* Dataset items
○ ○ ○ ○
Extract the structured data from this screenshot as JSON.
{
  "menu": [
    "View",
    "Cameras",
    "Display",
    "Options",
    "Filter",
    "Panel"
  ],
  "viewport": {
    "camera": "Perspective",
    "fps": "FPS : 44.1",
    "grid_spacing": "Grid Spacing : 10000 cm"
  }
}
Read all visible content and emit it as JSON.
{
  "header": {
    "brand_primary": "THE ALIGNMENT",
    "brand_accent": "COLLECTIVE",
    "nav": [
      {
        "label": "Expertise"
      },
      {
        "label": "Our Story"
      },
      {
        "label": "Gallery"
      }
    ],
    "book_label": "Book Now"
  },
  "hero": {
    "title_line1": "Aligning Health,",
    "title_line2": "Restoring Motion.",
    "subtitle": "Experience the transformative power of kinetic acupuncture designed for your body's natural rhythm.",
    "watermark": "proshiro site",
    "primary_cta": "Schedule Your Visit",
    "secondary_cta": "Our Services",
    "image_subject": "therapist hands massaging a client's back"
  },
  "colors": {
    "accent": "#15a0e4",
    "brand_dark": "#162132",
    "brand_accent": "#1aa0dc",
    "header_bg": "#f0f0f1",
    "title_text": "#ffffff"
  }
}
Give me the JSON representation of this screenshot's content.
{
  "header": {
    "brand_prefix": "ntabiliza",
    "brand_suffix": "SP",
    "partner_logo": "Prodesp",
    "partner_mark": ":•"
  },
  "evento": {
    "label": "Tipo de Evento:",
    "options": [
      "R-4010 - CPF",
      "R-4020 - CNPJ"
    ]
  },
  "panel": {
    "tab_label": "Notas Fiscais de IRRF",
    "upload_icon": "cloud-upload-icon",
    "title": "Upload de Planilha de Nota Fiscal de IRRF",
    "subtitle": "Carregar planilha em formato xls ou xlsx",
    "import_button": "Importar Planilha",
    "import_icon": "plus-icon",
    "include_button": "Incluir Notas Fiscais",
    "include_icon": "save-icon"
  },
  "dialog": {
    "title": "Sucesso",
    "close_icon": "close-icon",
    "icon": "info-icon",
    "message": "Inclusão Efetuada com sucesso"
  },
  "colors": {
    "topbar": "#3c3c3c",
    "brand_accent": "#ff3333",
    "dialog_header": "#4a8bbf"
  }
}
○ ○ ○ ○
Reproduce the material above, every line of it, exactly.

Extract the structured data from this screenshot as JSON.
{
  "menu": [
    "View",
    "Cameras",
    "Display",
    "Options",
    "Filter",
    "Panel"
  ],
  "viewport": {
    "camera": "Perspective",
    "fps": "FPS : 44.1",
    "grid_spacing": "Grid Spacing : 10000 cm"
  }
}
Read all visible content and emit it as JSON.
{
  "header": {
    "brand_primary": "THE ALIGNMENT",
    "brand_accent": "COLLECTIVE",
    "nav": [
      {
        "label": "Expertise"
      },
      {
        "label": "Our Story"
      },
      {
        "label": "Gallery"
      }
    ],
    "book_label": "Book Now"
  },
  "hero": {
    "title_line1": "Aligning Health,",
    "title_line2": "Restoring Motion.",
    "subtitle": "Experience the transformative power of kinetic acupuncture designed for your body's natural rhythm.",
    "watermark": "proshiro site",
    "primary_cta": "Schedule Your Visit",
    "secondary_cta": "Our Services",
    "image_subject": "therapist hands massaging a client's back"
  },
  "colors": {
    "accent": "#15a0e4",
    "brand_dark": "#162132",
    "brand_accent": "#1aa0dc",
    "header_bg": "#f0f0f1",
    "title_text": "#ffffff"
  }
}
Give me the JSON representation of this screenshot's content.
{
  "header": {
    "brand_prefix": "ntabiliza",
    "brand_suffix": "SP",
    "partner_logo": "Prodesp",
    "partner_mark": ":•"
  },
  "evento": {
    "label": "Tipo de Evento:",
    "options": [
      "R-4010 - CPF",
      "R-4020 - CNPJ"
    ]
  },
  "panel": {
    "tab_label": "Notas Fiscais de IRRF",
    "upload_icon": "cloud-upload-icon",
    "title": "Upload de Planilha de Nota Fiscal de IRRF",
    "subtitle": "Carregar planilha em formato xls ou xlsx",
    "import_button": "Importar Planilha",
    "import_icon": "plus-icon",
    "include_button": "Incluir Notas Fiscais",
    "include_icon": "save-icon"
  },
  "dialog": {
    "title": "Sucesso",
    "close_icon": "close-icon",
    "icon": "info-icon",
    "message": "Inclusão Efetuada com sucesso"
  },
  "colors": {
    "topbar": "#3c3c3c",
    "brand_accent": "#ff3333",
    "dialog_header": "#4a8bbf"
  }
}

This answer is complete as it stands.